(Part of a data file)
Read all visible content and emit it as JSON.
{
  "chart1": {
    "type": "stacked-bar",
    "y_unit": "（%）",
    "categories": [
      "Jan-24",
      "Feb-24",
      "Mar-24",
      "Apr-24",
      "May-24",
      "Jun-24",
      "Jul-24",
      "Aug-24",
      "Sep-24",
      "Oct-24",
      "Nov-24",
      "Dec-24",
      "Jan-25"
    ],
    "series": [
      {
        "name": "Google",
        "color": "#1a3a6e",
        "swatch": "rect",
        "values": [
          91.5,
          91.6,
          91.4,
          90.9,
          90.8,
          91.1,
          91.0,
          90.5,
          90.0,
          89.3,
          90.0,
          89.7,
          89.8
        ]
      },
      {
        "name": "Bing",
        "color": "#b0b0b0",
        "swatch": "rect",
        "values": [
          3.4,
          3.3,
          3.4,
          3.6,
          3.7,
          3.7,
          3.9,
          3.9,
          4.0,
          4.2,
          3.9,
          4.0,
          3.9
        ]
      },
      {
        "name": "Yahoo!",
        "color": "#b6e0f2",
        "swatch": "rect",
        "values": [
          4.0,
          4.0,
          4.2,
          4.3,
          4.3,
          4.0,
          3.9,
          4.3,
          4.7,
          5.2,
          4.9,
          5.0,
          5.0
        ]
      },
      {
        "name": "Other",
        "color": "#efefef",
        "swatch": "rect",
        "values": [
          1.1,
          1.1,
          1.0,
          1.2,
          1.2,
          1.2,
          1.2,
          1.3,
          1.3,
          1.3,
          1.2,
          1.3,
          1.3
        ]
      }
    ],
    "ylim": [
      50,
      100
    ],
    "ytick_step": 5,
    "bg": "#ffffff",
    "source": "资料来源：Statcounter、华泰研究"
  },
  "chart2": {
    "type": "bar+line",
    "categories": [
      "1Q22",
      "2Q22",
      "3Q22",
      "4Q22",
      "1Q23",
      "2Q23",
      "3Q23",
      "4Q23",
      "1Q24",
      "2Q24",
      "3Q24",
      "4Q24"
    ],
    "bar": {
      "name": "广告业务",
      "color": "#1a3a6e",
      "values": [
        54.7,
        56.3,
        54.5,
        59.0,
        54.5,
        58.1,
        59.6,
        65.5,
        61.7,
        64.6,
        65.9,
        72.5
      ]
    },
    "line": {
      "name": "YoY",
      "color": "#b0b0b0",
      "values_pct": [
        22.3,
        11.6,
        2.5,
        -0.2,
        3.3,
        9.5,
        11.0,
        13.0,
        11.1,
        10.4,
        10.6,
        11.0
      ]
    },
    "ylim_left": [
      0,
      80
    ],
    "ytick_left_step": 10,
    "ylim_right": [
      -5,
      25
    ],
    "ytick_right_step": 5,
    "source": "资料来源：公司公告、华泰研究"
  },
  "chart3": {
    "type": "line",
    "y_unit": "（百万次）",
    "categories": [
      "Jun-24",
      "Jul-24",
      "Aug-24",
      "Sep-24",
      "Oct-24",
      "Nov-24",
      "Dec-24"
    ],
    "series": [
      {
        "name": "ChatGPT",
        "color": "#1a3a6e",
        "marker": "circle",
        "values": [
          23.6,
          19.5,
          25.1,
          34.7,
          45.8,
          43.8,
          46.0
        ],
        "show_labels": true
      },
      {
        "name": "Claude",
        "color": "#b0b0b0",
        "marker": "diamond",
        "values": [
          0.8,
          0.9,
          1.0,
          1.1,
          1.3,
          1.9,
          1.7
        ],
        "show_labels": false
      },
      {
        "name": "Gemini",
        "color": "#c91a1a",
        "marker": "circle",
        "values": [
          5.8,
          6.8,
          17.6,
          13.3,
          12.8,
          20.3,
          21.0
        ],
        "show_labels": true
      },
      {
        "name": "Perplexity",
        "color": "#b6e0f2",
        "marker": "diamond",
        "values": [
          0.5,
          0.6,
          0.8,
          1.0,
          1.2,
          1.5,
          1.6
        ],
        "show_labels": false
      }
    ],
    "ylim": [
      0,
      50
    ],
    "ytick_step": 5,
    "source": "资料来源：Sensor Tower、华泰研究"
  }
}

_Given request:_
Establish how many lines of the material above hold the word "资料来源". Nothing but the count should be returned.

_Output below:_
3